Identify and copy all lines of the material where the string "plug" is found.

(Stored data)
>> begin

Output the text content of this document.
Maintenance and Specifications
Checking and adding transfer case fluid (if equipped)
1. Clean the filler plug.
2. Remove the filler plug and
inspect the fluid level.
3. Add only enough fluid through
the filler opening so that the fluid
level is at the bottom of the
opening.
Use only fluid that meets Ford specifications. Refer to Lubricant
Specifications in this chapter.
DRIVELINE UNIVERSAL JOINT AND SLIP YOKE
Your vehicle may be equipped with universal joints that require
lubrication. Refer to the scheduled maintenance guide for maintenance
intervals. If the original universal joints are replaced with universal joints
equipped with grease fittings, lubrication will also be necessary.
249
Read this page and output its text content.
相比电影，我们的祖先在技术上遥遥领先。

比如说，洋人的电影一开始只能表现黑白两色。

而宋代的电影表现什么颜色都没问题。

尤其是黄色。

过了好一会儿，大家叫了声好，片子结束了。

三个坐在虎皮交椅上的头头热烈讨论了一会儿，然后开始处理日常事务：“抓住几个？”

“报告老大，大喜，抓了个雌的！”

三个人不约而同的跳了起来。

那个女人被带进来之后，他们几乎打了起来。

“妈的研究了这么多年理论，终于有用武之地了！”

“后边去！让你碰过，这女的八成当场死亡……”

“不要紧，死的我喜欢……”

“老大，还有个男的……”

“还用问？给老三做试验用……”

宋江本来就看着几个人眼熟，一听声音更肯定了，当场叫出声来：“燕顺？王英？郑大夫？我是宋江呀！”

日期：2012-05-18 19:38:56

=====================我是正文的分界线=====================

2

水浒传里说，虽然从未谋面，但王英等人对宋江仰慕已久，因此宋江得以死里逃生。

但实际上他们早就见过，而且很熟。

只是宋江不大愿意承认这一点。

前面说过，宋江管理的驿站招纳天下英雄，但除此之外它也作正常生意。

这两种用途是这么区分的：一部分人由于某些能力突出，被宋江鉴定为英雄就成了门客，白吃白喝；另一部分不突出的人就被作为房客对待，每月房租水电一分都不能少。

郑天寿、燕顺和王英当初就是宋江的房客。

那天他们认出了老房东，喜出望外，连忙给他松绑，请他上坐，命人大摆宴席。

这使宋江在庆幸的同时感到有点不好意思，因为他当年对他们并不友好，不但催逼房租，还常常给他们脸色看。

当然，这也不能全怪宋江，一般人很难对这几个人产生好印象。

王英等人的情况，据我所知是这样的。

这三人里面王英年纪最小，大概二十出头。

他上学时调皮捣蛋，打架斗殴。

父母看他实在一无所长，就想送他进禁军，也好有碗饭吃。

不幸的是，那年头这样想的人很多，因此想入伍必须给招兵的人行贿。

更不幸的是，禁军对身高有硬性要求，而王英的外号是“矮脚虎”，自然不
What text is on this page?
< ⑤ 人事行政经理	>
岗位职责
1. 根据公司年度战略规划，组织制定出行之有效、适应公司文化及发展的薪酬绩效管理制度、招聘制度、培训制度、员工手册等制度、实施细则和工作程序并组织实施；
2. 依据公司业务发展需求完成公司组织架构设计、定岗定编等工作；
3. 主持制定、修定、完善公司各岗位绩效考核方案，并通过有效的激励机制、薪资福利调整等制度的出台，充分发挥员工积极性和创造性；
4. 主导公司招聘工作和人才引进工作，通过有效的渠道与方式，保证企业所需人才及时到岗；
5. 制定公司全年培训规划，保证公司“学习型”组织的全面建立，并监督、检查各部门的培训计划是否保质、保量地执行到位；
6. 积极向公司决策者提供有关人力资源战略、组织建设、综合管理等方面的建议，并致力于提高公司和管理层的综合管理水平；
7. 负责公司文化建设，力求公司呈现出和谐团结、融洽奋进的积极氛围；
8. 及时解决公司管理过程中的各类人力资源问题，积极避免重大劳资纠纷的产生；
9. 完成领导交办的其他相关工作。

>> end

### Task result
1. Clean the filler plug.
2. Remove the filler plug and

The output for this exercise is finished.